RECORDS PROVIDED:
☆ ☆ ☆ ☆ ☆ ☆ ☆
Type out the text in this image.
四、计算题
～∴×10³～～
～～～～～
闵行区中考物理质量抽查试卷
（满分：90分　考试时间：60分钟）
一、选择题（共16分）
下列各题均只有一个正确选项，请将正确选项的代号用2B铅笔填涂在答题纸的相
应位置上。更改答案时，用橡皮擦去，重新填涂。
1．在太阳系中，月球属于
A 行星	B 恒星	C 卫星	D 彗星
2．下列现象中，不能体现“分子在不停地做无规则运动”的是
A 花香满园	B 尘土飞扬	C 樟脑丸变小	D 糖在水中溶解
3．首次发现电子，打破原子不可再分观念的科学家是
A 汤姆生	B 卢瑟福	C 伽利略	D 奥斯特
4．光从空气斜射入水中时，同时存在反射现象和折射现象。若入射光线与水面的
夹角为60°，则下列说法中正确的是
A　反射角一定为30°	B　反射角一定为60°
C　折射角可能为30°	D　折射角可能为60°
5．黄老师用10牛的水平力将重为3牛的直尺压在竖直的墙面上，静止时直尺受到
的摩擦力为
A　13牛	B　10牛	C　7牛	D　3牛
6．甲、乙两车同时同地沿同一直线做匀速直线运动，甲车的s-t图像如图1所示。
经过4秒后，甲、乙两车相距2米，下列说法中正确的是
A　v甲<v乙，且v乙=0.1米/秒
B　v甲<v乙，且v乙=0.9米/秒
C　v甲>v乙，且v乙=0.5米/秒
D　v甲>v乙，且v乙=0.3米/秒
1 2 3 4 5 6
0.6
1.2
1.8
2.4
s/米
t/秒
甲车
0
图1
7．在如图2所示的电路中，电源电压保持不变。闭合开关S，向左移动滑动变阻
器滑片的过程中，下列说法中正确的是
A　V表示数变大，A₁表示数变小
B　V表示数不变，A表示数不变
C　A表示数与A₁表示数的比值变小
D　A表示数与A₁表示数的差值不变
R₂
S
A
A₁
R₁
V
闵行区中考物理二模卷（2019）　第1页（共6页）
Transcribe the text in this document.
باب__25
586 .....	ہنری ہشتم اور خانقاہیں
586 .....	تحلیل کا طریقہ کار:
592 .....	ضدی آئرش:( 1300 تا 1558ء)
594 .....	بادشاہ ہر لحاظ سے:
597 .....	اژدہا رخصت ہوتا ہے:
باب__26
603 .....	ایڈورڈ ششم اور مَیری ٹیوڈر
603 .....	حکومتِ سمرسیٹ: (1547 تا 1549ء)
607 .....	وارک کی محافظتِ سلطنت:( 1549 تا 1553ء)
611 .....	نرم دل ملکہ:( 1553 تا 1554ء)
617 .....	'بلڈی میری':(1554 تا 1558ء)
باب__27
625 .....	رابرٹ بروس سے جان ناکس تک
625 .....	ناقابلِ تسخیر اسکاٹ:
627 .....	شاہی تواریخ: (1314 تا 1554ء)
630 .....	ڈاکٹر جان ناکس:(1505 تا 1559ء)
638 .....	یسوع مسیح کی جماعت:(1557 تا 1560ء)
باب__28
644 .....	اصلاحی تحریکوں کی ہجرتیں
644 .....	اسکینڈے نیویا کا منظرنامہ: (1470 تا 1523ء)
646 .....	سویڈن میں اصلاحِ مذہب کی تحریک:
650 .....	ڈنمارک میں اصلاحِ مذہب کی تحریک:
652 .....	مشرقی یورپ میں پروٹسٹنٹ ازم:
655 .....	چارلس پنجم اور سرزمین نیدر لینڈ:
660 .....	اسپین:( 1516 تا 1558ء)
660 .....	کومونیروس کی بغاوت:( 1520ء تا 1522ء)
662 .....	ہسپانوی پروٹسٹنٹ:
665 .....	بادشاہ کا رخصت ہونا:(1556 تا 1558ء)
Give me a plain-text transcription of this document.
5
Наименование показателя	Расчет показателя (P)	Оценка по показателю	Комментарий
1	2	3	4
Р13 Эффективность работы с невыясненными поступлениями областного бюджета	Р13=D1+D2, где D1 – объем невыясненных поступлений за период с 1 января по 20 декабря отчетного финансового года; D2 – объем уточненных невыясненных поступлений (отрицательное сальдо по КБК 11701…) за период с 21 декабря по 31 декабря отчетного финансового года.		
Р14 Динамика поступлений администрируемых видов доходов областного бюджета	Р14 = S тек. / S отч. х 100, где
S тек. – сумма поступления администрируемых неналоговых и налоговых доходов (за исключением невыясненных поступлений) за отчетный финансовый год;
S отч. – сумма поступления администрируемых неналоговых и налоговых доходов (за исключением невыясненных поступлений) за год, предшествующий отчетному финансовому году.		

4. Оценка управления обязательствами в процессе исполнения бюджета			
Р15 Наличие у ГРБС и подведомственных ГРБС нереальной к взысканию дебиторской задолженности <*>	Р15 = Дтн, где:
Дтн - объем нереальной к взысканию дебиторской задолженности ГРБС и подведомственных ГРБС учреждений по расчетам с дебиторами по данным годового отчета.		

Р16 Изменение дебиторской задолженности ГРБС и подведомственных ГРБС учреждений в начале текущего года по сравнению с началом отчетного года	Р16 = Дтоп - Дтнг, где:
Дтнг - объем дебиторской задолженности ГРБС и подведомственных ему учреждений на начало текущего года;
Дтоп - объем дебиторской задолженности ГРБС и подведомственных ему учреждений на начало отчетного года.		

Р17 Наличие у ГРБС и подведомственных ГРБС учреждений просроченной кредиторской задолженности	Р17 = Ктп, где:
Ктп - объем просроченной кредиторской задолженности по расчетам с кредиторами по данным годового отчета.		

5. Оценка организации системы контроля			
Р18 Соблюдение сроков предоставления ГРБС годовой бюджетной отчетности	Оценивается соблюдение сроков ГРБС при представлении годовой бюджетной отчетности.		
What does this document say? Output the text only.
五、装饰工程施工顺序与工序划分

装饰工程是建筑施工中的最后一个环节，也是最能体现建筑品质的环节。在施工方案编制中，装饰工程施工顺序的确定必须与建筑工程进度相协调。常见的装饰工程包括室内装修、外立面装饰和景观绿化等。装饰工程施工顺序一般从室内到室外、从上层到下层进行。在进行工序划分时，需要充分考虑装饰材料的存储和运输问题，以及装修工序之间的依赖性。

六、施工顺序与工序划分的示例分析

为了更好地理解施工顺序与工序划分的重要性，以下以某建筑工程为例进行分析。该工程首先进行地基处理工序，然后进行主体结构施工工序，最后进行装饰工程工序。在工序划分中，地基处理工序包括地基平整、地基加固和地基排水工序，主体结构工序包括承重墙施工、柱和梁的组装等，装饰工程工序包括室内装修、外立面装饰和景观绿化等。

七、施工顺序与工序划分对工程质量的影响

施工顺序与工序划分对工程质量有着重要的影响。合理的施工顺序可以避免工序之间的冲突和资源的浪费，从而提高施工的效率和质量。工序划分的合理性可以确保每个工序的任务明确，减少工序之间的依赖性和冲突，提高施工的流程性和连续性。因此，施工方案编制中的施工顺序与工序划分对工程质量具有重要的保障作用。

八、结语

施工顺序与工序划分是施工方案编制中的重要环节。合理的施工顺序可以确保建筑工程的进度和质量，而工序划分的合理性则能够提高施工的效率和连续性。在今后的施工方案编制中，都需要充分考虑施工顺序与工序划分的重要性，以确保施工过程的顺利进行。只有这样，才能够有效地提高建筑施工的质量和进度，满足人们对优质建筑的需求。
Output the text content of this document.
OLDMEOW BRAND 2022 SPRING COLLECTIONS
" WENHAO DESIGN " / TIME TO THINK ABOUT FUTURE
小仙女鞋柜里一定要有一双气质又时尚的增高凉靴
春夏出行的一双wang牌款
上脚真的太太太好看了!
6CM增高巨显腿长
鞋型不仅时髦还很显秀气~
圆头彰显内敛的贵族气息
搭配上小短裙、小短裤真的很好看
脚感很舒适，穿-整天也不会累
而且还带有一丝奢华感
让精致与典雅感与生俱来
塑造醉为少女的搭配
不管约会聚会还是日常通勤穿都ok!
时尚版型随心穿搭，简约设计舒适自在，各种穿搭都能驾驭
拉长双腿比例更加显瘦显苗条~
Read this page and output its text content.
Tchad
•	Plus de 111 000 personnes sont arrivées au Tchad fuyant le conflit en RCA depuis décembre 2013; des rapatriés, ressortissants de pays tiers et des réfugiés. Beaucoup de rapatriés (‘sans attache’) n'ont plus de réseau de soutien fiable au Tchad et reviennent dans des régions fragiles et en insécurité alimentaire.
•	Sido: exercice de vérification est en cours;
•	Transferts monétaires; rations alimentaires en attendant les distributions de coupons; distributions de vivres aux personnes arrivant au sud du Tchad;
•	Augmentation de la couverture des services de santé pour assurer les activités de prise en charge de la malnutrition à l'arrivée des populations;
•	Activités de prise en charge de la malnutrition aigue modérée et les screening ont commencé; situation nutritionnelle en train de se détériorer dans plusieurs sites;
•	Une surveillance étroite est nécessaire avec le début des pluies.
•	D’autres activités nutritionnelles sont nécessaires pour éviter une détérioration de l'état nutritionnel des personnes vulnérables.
☆ ☆ ☆ ☆ ☆ ☆ ☆
GIVEN PROBLEM: Find "Read this page and output its text content." in the data above, then repeat that line and all lines after it exactly, ending with the final line.

TASK RESPONSE:
Read this page and output its text content.
Tchad
•	Plus de 111 000 personnes sont arrivées au Tchad fuyant le conflit en RCA depuis décembre 2013; des rapatriés, ressortissants de pays tiers et des réfugiés. Beaucoup de rapatriés (‘sans attache’) n'ont plus de réseau de soutien fiable au Tchad et reviennent dans des régions fragiles et en insécurité alimentaire.
•	Sido: exercice de vérification est en cours;
•	Transferts monétaires; rations alimentaires en attendant les distributions de coupons; distributions de vivres aux personnes arrivant au sud du Tchad;
•	Augmentation de la couverture des services de santé pour assurer les activités de prise en charge de la malnutrition à l'arrivée des populations;
•	Activités de prise en charge de la malnutrition aigue modérée et les screening ont commencé; situation nutritionnelle en train de se détériorer dans plusieurs sites;
•	Une surveillance étroite est nécessaire avec le début des pluies.
•	D’autres activités nutritionnelles sont nécessaires pour éviter une détérioration de l'état nutritionnel des personnes vulnérables.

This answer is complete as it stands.